*Dataset records on visual material:*
○ ○ ○ ○ ○ ○ ○
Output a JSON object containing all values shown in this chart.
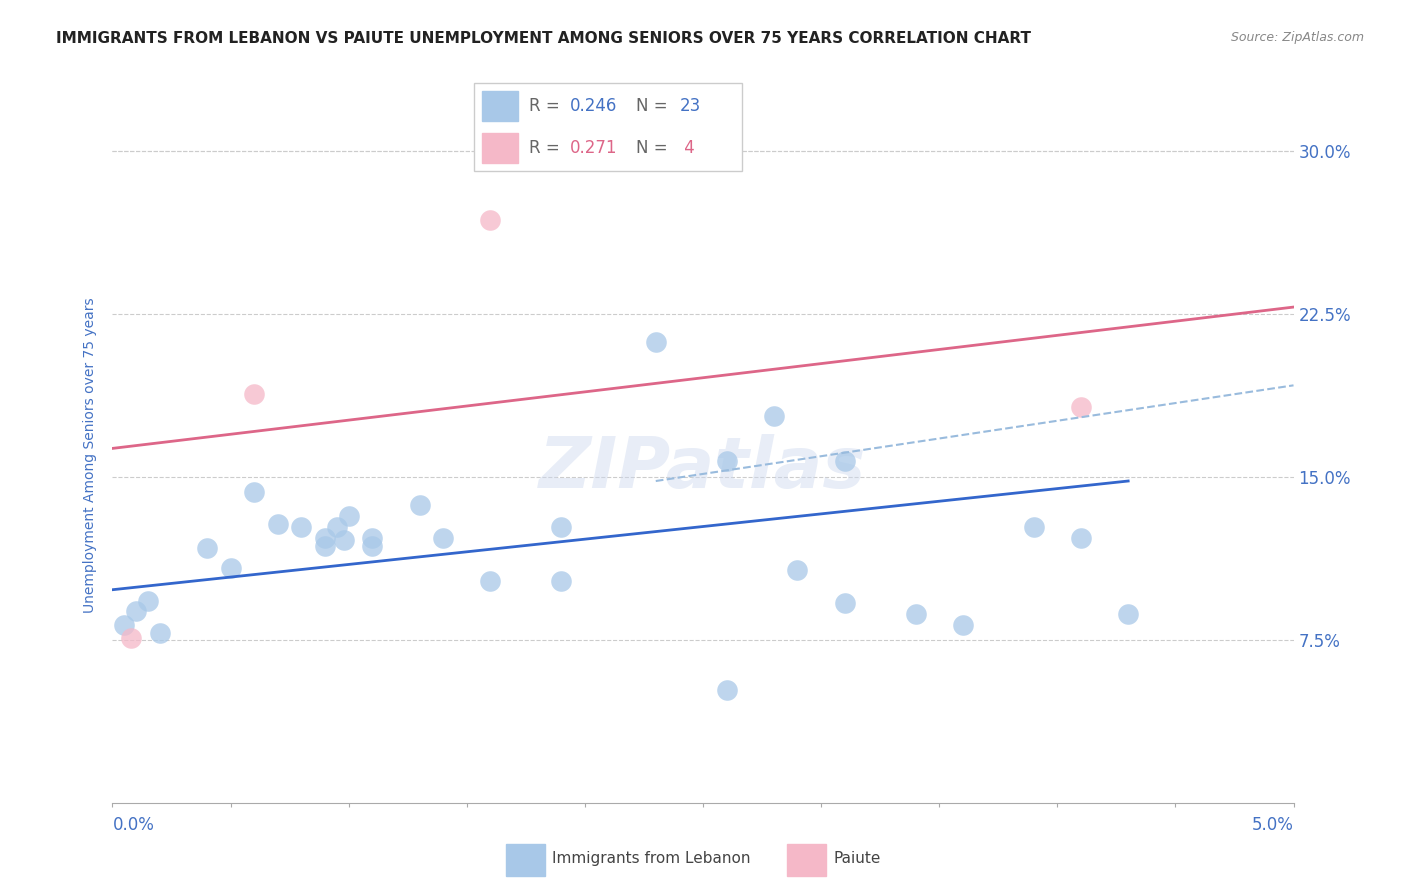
{
  "title": "IMMIGRANTS FROM LEBANON VS PAIUTE UNEMPLOYMENT AMONG SENIORS OVER 75 YEARS CORRELATION CHART",
  "source": "Source: ZipAtlas.com",
  "ylabel": "Unemployment Among Seniors over 75 years",
  "ytick_labels": [
    "7.5%",
    "15.0%",
    "22.5%",
    "30.0%"
  ],
  "ytick_vals": [
    0.075,
    0.15,
    0.225,
    0.3
  ],
  "xlim": [
    0.0,
    0.05
  ],
  "ylim": [
    0.0,
    0.32
  ],
  "blue_scatter_color": "#a8c8e8",
  "pink_scatter_color": "#f5b8c8",
  "blue_line_color": "#3366cc",
  "pink_line_color": "#dd6688",
  "dashed_line_color": "#99bbdd",
  "text_color": "#4472c4",
  "grid_color": "#cccccc",
  "watermark": "ZIPatlas",
  "lebanon_points": [
    [
      0.0005,
      0.082
    ],
    [
      0.001,
      0.088
    ],
    [
      0.0015,
      0.093
    ],
    [
      0.002,
      0.078
    ],
    [
      0.004,
      0.117
    ],
    [
      0.005,
      0.108
    ],
    [
      0.006,
      0.143
    ],
    [
      0.007,
      0.128
    ],
    [
      0.008,
      0.127
    ],
    [
      0.009,
      0.122
    ],
    [
      0.009,
      0.118
    ],
    [
      0.0095,
      0.127
    ],
    [
      0.0098,
      0.121
    ],
    [
      0.01,
      0.132
    ],
    [
      0.011,
      0.122
    ],
    [
      0.011,
      0.118
    ],
    [
      0.013,
      0.137
    ],
    [
      0.014,
      0.122
    ],
    [
      0.016,
      0.102
    ],
    [
      0.019,
      0.127
    ],
    [
      0.019,
      0.102
    ],
    [
      0.023,
      0.212
    ],
    [
      0.028,
      0.178
    ],
    [
      0.031,
      0.157
    ],
    [
      0.034,
      0.087
    ],
    [
      0.036,
      0.082
    ],
    [
      0.039,
      0.127
    ],
    [
      0.041,
      0.122
    ],
    [
      0.043,
      0.087
    ],
    [
      0.026,
      0.157
    ],
    [
      0.029,
      0.107
    ],
    [
      0.031,
      0.092
    ],
    [
      0.026,
      0.052
    ]
  ],
  "paiute_points": [
    [
      0.0008,
      0.076
    ],
    [
      0.006,
      0.188
    ],
    [
      0.016,
      0.268
    ],
    [
      0.041,
      0.182
    ]
  ],
  "blue_trend_x": [
    0.0,
    0.043
  ],
  "blue_trend_y": [
    0.098,
    0.148
  ],
  "pink_trend_x": [
    0.0,
    0.05
  ],
  "pink_trend_y": [
    0.163,
    0.228
  ],
  "dashed_trend_x": [
    0.023,
    0.05
  ],
  "dashed_trend_y": [
    0.148,
    0.192
  ]
}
○ ○ ○ ○ ○ ○ ○
*Problem requirements:* Can you repeat every record above exactly, apart from the pictures?

*Correct output:*
Output a JSON object containing all values shown in this chart.
{
  "title": "IMMIGRANTS FROM LEBANON VS PAIUTE UNEMPLOYMENT AMONG SENIORS OVER 75 YEARS CORRELATION CHART",
  "source": "Source: ZipAtlas.com",
  "ylabel": "Unemployment Among Seniors over 75 years",
  "ytick_labels": [
    "7.5%",
    "15.0%",
    "22.5%",
    "30.0%"
  ],
  "ytick_vals": [
    0.075,
    0.15,
    0.225,
    0.3
  ],
  "xlim": [
    0.0,
    0.05
  ],
  "ylim": [
    0.0,
    0.32
  ],
  "blue_scatter_color": "#a8c8e8",
  "pink_scatter_color": "#f5b8c8",
  "blue_line_color": "#3366cc",
  "pink_line_color": "#dd6688",
  "dashed_line_color": "#99bbdd",
  "text_color": "#4472c4",
  "grid_color": "#cccccc",
  "watermark": "ZIPatlas",
  "lebanon_points": [
    [
      0.0005,
      0.082
    ],
    [
      0.001,
      0.088
    ],
    [
      0.0015,
      0.093
    ],
    [
      0.002,
      0.078
    ],
    [
      0.004,
      0.117
    ],
    [
      0.005,
      0.108
    ],
    [
      0.006,
      0.143
    ],
    [
      0.007,
      0.128
    ],
    [
      0.008,
      0.127
    ],
    [
      0.009,
      0.122
    ],
    [
      0.009,
      0.118
    ],
    [
      0.0095,
      0.127
    ],
    [
      0.0098,
      0.121
    ],
    [
      0.01,
      0.132
    ],
    [
      0.011,
      0.122
    ],
    [
      0.011,
      0.118
    ],
    [
      0.013,
      0.137
    ],
    [
      0.014,
      0.122
    ],
    [
      0.016,
      0.102
    ],
    [
      0.019,
      0.127
    ],
    [
      0.019,
      0.102
    ],
    [
      0.023,
      0.212
    ],
    [
      0.028,
      0.178
    ],
    [
      0.031,
      0.157
    ],
    [
      0.034,
      0.087
    ],
    [
      0.036,
      0.082
    ],
    [
      0.039,
      0.127
    ],
    [
      0.041,
      0.122
    ],
    [
      0.043,
      0.087
    ],
    [
      0.026,
      0.157
    ],
    [
      0.029,
      0.107
    ],
    [
      0.031,
      0.092
    ],
    [
      0.026,
      0.052
    ]
  ],
  "paiute_points": [
    [
      0.0008,
      0.076
    ],
    [
      0.006,
      0.188
    ],
    [
      0.016,
      0.268
    ],
    [
      0.041,
      0.182
    ]
  ],
  "blue_trend_x": [
    0.0,
    0.043
  ],
  "blue_trend_y": [
    0.098,
    0.148
  ],
  "pink_trend_x": [
    0.0,
    0.05
  ],
  "pink_trend_y": [
    0.163,
    0.228
  ],
  "dashed_trend_x": [
    0.023,
    0.05
  ],
  "dashed_trend_y": [
    0.148,
    0.192
  ]
}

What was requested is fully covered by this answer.